**WHAT NEEDS TO BE DONE**
In the records below, switch every "chart-title" to "panel-title" and write the records out again with nothing else changed, leaving out the pictures.

**DATA SUPPLIED**

○ ○ ○ ○ ○

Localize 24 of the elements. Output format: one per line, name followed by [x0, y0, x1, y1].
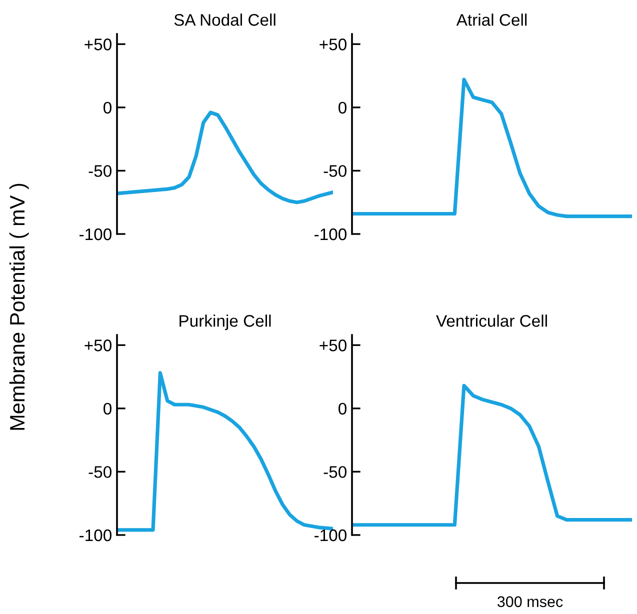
y-tick-label: -100 — [314, 228, 346, 240]
y-tick-label: -100 — [314, 529, 346, 542]
chart-title: Ventricular Cell — [436, 314, 547, 327]
y-tick-label: -50 — [324, 466, 346, 478]
y-tick-label: 0 — [104, 102, 112, 114]
y-tick-label: -100 — [80, 529, 112, 542]
y-tick-label: 0 — [338, 402, 346, 415]
chart-title: Atrial Cell — [456, 14, 527, 26]
chart-title: Purkinje Cell — [180, 314, 271, 330]
y-tick-label: -100 — [80, 228, 112, 240]
line-series — [352, 78, 632, 218]
y-tick-label: -50 — [88, 165, 112, 177]
y-tick-label: +50 — [320, 340, 346, 352]
y-tick-label: 0 — [104, 402, 112, 415]
line-series — [352, 384, 632, 527]
text: 300 msec — [497, 596, 563, 608]
y-tick-label: +50 — [84, 340, 112, 352]
y-tick-label: +50 — [84, 38, 112, 50]
y-tick-label: 0 — [338, 102, 346, 114]
y-tick-label: +50 — [320, 38, 346, 50]
chart-title: SA Nodal Cell — [174, 14, 276, 26]
y-axis-title: Membrane Potential ( mV ) — [9, 184, 29, 430]
y-tick-label: -50 — [324, 165, 346, 177]
y-tick-label: -50 — [88, 466, 112, 478]
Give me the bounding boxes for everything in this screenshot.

○ ○ ○ ○ ○

**FULL RESPONSE**
Localize 24 of the elements. Output format: one per line, name followed by [x0, y0, x1, y1].
y-tick-label: -100 — [314, 228, 346, 240]
y-tick-label: -100 — [314, 529, 346, 542]
panel-title: Ventricular Cell — [436, 314, 547, 327]
y-tick-label: -50 — [324, 466, 346, 478]
y-tick-label: 0 — [104, 102, 112, 114]
y-tick-label: -100 — [80, 529, 112, 542]
y-tick-label: 0 — [338, 402, 346, 415]
panel-title: Atrial Cell — [456, 14, 527, 26]
panel-title: Purkinje Cell — [180, 314, 271, 330]
y-tick-label: -100 — [80, 228, 112, 240]
line-series — [352, 78, 632, 218]
y-tick-label: -50 — [88, 165, 112, 177]
y-tick-label: +50 — [320, 340, 346, 352]
y-tick-label: 0 — [104, 402, 112, 415]
line-series — [352, 384, 632, 527]
text: 300 msec — [497, 596, 563, 608]
y-tick-label: +50 — [84, 340, 112, 352]
y-tick-label: +50 — [84, 38, 112, 50]
y-tick-label: 0 — [338, 102, 346, 114]
y-tick-label: +50 — [320, 38, 346, 50]
panel-title: SA Nodal Cell — [174, 14, 276, 26]
y-axis-title: Membrane Potential ( mV ) — [9, 184, 29, 430]
y-tick-label: -50 — [324, 165, 346, 177]
y-tick-label: -50 — [88, 466, 112, 478]
Give me the bounding boxes for everything in this screenshot.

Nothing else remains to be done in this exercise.